Could you write out every record below exactly, leaving out any pictures?

▶ **TASK MATERIAL**
— BEGIN —

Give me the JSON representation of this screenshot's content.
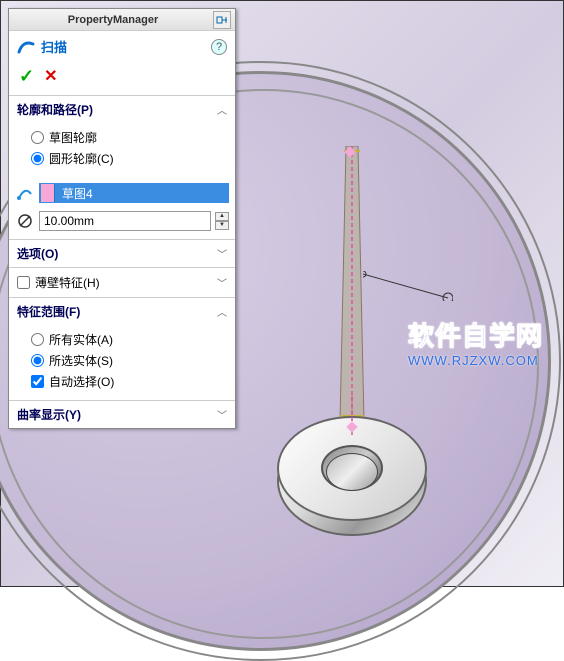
{
  "panel": {
    "title": "PropertyManager",
    "feature_name": "扫描",
    "sections": {
      "profile_path": {
        "title": "轮廓和路径(P)",
        "radio_sketch": "草图轮廓",
        "radio_circle": "圆形轮廓(C)",
        "path_value": "草图4",
        "diameter_value": "10.00mm"
      },
      "options": {
        "title": "选项(O)"
      },
      "thin": {
        "label": "薄壁特征(H)"
      },
      "scope": {
        "title": "特征范围(F)",
        "radio_all": "所有实体(A)",
        "radio_selected": "所选实体(S)",
        "check_auto": "自动选择(O)"
      },
      "curvature": {
        "title": "曲率显示(Y)"
      }
    }
  },
  "watermark": {
    "main": "软件自学网",
    "sub": "WWW.RJZXW.COM"
  }
}
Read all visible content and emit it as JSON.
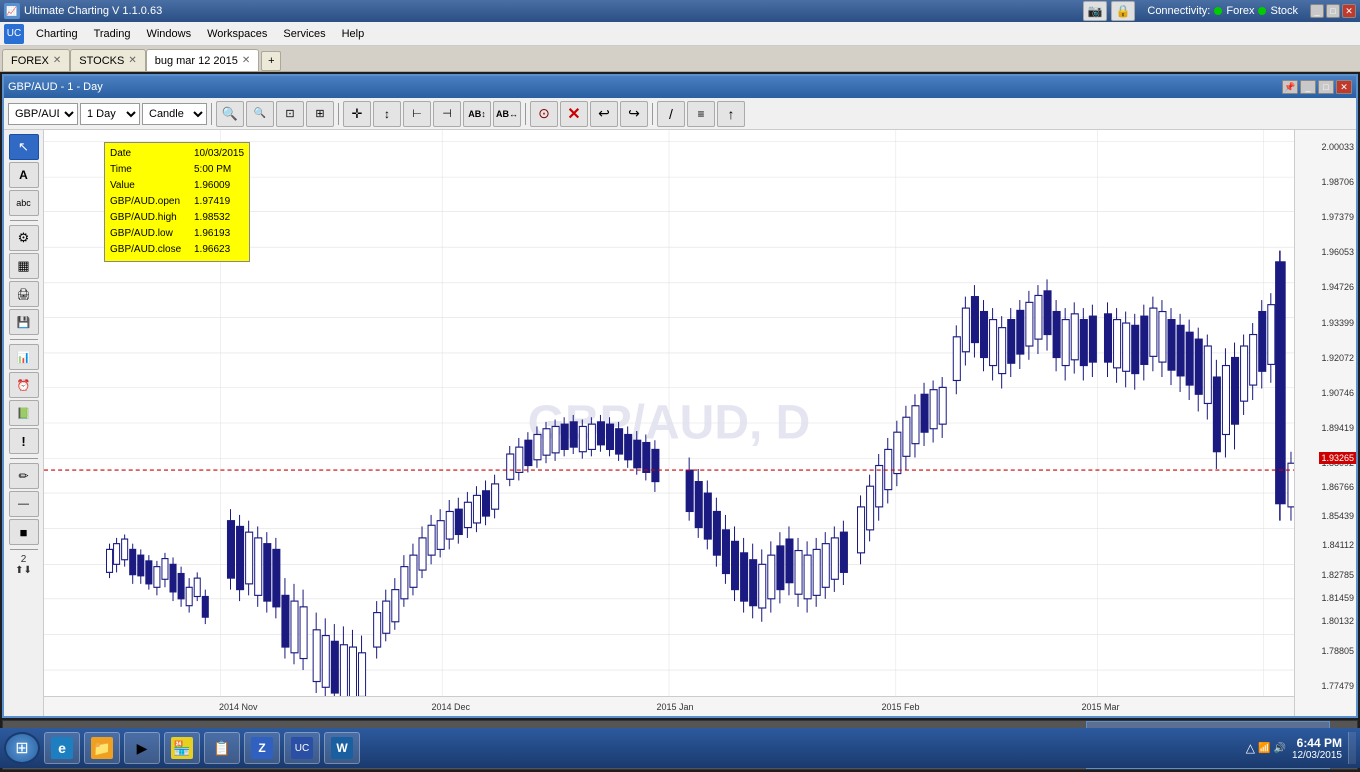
{
  "app": {
    "title": "Ultimate Charting V 1.1.0.63",
    "icon": "📈"
  },
  "menu": {
    "items": [
      "Charting",
      "Trading",
      "Windows",
      "Workspaces",
      "Services",
      "Help"
    ]
  },
  "tabs": [
    {
      "label": "FOREX",
      "active": false
    },
    {
      "label": "STOCKS",
      "active": false
    },
    {
      "label": "bug mar 12 2015",
      "active": true
    }
  ],
  "chart_window": {
    "title": "GBP/AUD - 1 - Day",
    "symbol": "GBP/AUD",
    "period": "1 Day",
    "chart_type": "Candle"
  },
  "tooltip": {
    "date_label": "Date",
    "date_value": "10/03/2015",
    "time_label": "Time",
    "time_value": "5:00 PM",
    "value_label": "Value",
    "value_value": "1.96009",
    "open_label": "GBP/AUD.open",
    "open_value": "1.97419",
    "high_label": "GBP/AUD.high",
    "high_value": "1.98532",
    "low_label": "GBP/AUD.low",
    "low_value": "1.96193",
    "close_label": "GBP/AUD.close",
    "close_value": "1.96623"
  },
  "price_levels": [
    {
      "price": "2.00033",
      "y_pct": 2
    },
    {
      "price": "1.98706",
      "y_pct": 8
    },
    {
      "price": "1.97379",
      "y_pct": 14
    },
    {
      "price": "1.96053",
      "y_pct": 20
    },
    {
      "price": "1.94726",
      "y_pct": 26
    },
    {
      "price": "1.93399",
      "y_pct": 32
    },
    {
      "price": "1.93265",
      "y_pct": 34
    },
    {
      "price": "1.92072",
      "y_pct": 38
    },
    {
      "price": "1.90746",
      "y_pct": 44
    },
    {
      "price": "1.89419",
      "y_pct": 50
    },
    {
      "price": "1.88092",
      "y_pct": 56
    },
    {
      "price": "1.86766",
      "y_pct": 60
    },
    {
      "price": "1.85439",
      "y_pct": 65
    },
    {
      "price": "1.84112",
      "y_pct": 70
    },
    {
      "price": "1.82785",
      "y_pct": 75
    },
    {
      "price": "1.81459",
      "y_pct": 79
    },
    {
      "price": "1.80132",
      "y_pct": 83
    },
    {
      "price": "1.78805",
      "y_pct": 88
    },
    {
      "price": "1.77479",
      "y_pct": 94
    }
  ],
  "time_labels": [
    {
      "label": "2014 Nov",
      "x_pct": 14
    },
    {
      "label": "2014 Dec",
      "x_pct": 32
    },
    {
      "label": "2015 Jan",
      "x_pct": 50
    },
    {
      "label": "2015 Feb",
      "x_pct": 68
    },
    {
      "label": "2015 Mar",
      "x_pct": 84
    }
  ],
  "current_price": "1.93265",
  "watermark": "GBP/AUD, D",
  "connectivity": {
    "label": "Connectivity:",
    "forex_label": "Forex",
    "stock_label": "Stock"
  },
  "taskbar": {
    "time": "6:44 PM",
    "date": "12/03/2015"
  },
  "toolbar_buttons": [
    {
      "name": "zoom-in",
      "symbol": "🔍+",
      "label": "+"
    },
    {
      "name": "zoom-out",
      "symbol": "🔍-",
      "label": "-"
    },
    {
      "name": "zoom-fit",
      "symbol": "⊡",
      "label": "fit"
    },
    {
      "name": "zoom-reset",
      "symbol": "⊞",
      "label": "reset"
    },
    {
      "name": "crosshair",
      "symbol": "+",
      "label": "crosshair"
    },
    {
      "name": "line-tool",
      "symbol": "↕",
      "label": "line"
    },
    {
      "name": "tool3",
      "symbol": "⊢",
      "label": "t3"
    },
    {
      "name": "tool4",
      "symbol": "⊣",
      "label": "t4"
    },
    {
      "name": "text-tool",
      "symbol": "AB",
      "label": "text"
    },
    {
      "name": "text-tool2",
      "symbol": "AB",
      "label": "text2"
    },
    {
      "name": "magnet",
      "symbol": "⊙",
      "label": "magnet"
    },
    {
      "name": "delete",
      "symbol": "✕",
      "label": "delete"
    },
    {
      "name": "undo",
      "symbol": "↩",
      "label": "undo"
    },
    {
      "name": "redo",
      "symbol": "↪",
      "label": "redo"
    },
    {
      "name": "draw-line",
      "symbol": "/",
      "label": "draw"
    },
    {
      "name": "hline",
      "symbol": "≡",
      "label": "hline"
    },
    {
      "name": "arrow",
      "symbol": "↑",
      "label": "arrow"
    }
  ],
  "left_tools": [
    {
      "name": "pointer",
      "symbol": "↖",
      "label": "pointer",
      "active": true
    },
    {
      "name": "text",
      "symbol": "A",
      "label": "text",
      "active": false
    },
    {
      "name": "abc",
      "symbol": "abc",
      "label": "abc",
      "active": false
    },
    {
      "name": "settings",
      "symbol": "⚙",
      "label": "settings",
      "active": false
    },
    {
      "name": "layers",
      "symbol": "▦",
      "label": "layers",
      "active": false
    },
    {
      "name": "print",
      "symbol": "🖨",
      "label": "print",
      "active": false
    },
    {
      "name": "save",
      "symbol": "💾",
      "label": "save",
      "active": false
    },
    {
      "name": "chart-type",
      "symbol": "📊",
      "label": "chart-type",
      "active": false
    },
    {
      "name": "alarm",
      "symbol": "⏰",
      "label": "alarm",
      "active": false
    },
    {
      "name": "excel",
      "symbol": "📗",
      "label": "excel",
      "active": false
    },
    {
      "name": "alert",
      "symbol": "!",
      "label": "alert",
      "active": false
    },
    {
      "name": "pencil",
      "symbol": "✏",
      "label": "pencil",
      "active": false
    },
    {
      "name": "line-width",
      "symbol": "—",
      "label": "line-width",
      "active": false
    },
    {
      "name": "fill",
      "symbol": "■",
      "label": "fill",
      "active": false
    },
    {
      "name": "number",
      "symbol": "2",
      "label": "number",
      "active": false
    }
  ]
}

— END —

▶ **ANSWER**
Give me the JSON representation of this screenshot's content.
{
  "panel": {
    "title": "PropertyManager",
    "feature_name": "扫描",
    "sections": {
      "profile_path": {
        "title": "轮廓和路径(P)",
        "radio_sketch": "草图轮廓",
        "radio_circle": "圆形轮廓(C)",
        "path_value": "草图4",
        "diameter_value": "10.00mm"
      },
      "options": {
        "title": "选项(O)"
      },
      "thin": {
        "label": "薄壁特征(H)"
      },
      "scope": {
        "title": "特征范围(F)",
        "radio_all": "所有实体(A)",
        "radio_selected": "所选实体(S)",
        "check_auto": "自动选择(O)"
      },
      "curvature": {
        "title": "曲率显示(Y)"
      }
    }
  },
  "watermark": {
    "main": "软件自学网",
    "sub": "WWW.RJZXW.COM"
  }
}
Read all visible content and emit it as JSON.
{
  "app": {
    "title": "Ultimate Charting V 1.1.0.63",
    "icon": "📈"
  },
  "menu": {
    "items": [
      "Charting",
      "Trading",
      "Windows",
      "Workspaces",
      "Services",
      "Help"
    ]
  },
  "tabs": [
    {
      "label": "FOREX",
      "active": false
    },
    {
      "label": "STOCKS",
      "active": false
    },
    {
      "label": "bug mar 12 2015",
      "active": true
    }
  ],
  "chart_window": {
    "title": "GBP/AUD - 1 - Day",
    "symbol": "GBP/AUD",
    "period": "1 Day",
    "chart_type": "Candle"
  },
  "tooltip": {
    "date_label": "Date",
    "date_value": "10/03/2015",
    "time_label": "Time",
    "time_value": "5:00 PM",
    "value_label": "Value",
    "value_value": "1.96009",
    "open_label": "GBP/AUD.open",
    "open_value": "1.97419",
    "high_label": "GBP/AUD.high",
    "high_value": "1.98532",
    "low_label": "GBP/AUD.low",
    "low_value": "1.96193",
    "close_label": "GBP/AUD.close",
    "close_value": "1.96623"
  },
  "price_levels": [
    {
      "price": "2.00033",
      "y_pct": 2
    },
    {
      "price": "1.98706",
      "y_pct": 8
    },
    {
      "price": "1.97379",
      "y_pct": 14
    },
    {
      "price": "1.96053",
      "y_pct": 20
    },
    {
      "price": "1.94726",
      "y_pct": 26
    },
    {
      "price": "1.93399",
      "y_pct": 32
    },
    {
      "price": "1.93265",
      "y_pct": 34
    },
    {
      "price": "1.92072",
      "y_pct": 38
    },
    {
      "price": "1.90746",
      "y_pct": 44
    },
    {
      "price": "1.89419",
      "y_pct": 50
    },
    {
      "price": "1.88092",
      "y_pct": 56
    },
    {
      "price": "1.86766",
      "y_pct": 60
    },
    {
      "price": "1.85439",
      "y_pct": 65
    },
    {
      "price": "1.84112",
      "y_pct": 70
    },
    {
      "price": "1.82785",
      "y_pct": 75
    },
    {
      "price": "1.81459",
      "y_pct": 79
    },
    {
      "price": "1.80132",
      "y_pct": 83
    },
    {
      "price": "1.78805",
      "y_pct": 88
    },
    {
      "price": "1.77479",
      "y_pct": 94
    }
  ],
  "time_labels": [
    {
      "label": "2014 Nov",
      "x_pct": 14
    },
    {
      "label": "2014 Dec",
      "x_pct": 32
    },
    {
      "label": "2015 Jan",
      "x_pct": 50
    },
    {
      "label": "2015 Feb",
      "x_pct": 68
    },
    {
      "label": "2015 Mar",
      "x_pct": 84
    }
  ],
  "current_price": "1.93265",
  "watermark": "GBP/AUD, D",
  "connectivity": {
    "label": "Connectivity:",
    "forex_label": "Forex",
    "stock_label": "Stock"
  },
  "taskbar": {
    "time": "6:44 PM",
    "date": "12/03/2015"
  },
  "toolbar_buttons": [
    {
      "name": "zoom-in",
      "symbol": "🔍+",
      "label": "+"
    },
    {
      "name": "zoom-out",
      "symbol": "🔍-",
      "label": "-"
    },
    {
      "name": "zoom-fit",
      "symbol": "⊡",
      "label": "fit"
    },
    {
      "name": "zoom-reset",
      "symbol": "⊞",
      "label": "reset"
    },
    {
      "name": "crosshair",
      "symbol": "+",
      "label": "crosshair"
    },
    {
      "name": "line-tool",
      "symbol": "↕",
      "label": "line"
    },
    {
      "name": "tool3",
      "symbol": "⊢",
      "label": "t3"
    },
    {
      "name": "tool4",
      "symbol": "⊣",
      "label": "t4"
    },
    {
      "name": "text-tool",
      "symbol": "AB",
      "label": "text"
    },
    {
      "name": "text-tool2",
      "symbol": "AB",
      "label": "text2"
    },
    {
      "name": "magnet",
      "symbol": "⊙",
      "label": "magnet"
    },
    {
      "name": "delete",
      "symbol": "✕",
      "label": "delete"
    },
    {
      "name": "undo",
      "symbol": "↩",
      "label": "undo"
    },
    {
      "name": "redo",
      "symbol": "↪",
      "label": "redo"
    },
    {
      "name": "draw-line",
      "symbol": "/",
      "label": "draw"
    },
    {
      "name": "hline",
      "symbol": "≡",
      "label": "hline"
    },
    {
      "name": "arrow",
      "symbol": "↑",
      "label": "arrow"
    }
  ],
  "left_tools": [
    {
      "name": "pointer",
      "symbol": "↖",
      "label": "pointer",
      "active": true
    },
    {
      "name": "text",
      "symbol": "A",
      "label": "text",
      "active": false
    },
    {
      "name": "abc",
      "symbol": "abc",
      "label": "abc",
      "active": false
    },
    {
      "name": "settings",
      "symbol": "⚙",
      "label": "settings",
      "active": false
    },
    {
      "name": "layers",
      "symbol": "▦",
      "label": "layers",
      "active": false
    },
    {
      "name": "print",
      "symbol": "🖨",
      "label": "print",
      "active": false
    },
    {
      "name": "save",
      "symbol": "💾",
      "label": "save",
      "active": false
    },
    {
      "name": "chart-type",
      "symbol": "📊",
      "label": "chart-type",
      "active": false
    },
    {
      "name": "alarm",
      "symbol": "⏰",
      "label": "alarm",
      "active": false
    },
    {
      "name": "excel",
      "symbol": "📗",
      "label": "excel",
      "active": false
    },
    {
      "name": "alert",
      "symbol": "!",
      "label": "alert",
      "active": false
    },
    {
      "name": "pencil",
      "symbol": "✏",
      "label": "pencil",
      "active": false
    },
    {
      "name": "line-width",
      "symbol": "—",
      "label": "line-width",
      "active": false
    },
    {
      "name": "fill",
      "symbol": "■",
      "label": "fill",
      "active": false
    },
    {
      "name": "number",
      "symbol": "2",
      "label": "number",
      "active": false
    }
  ]
}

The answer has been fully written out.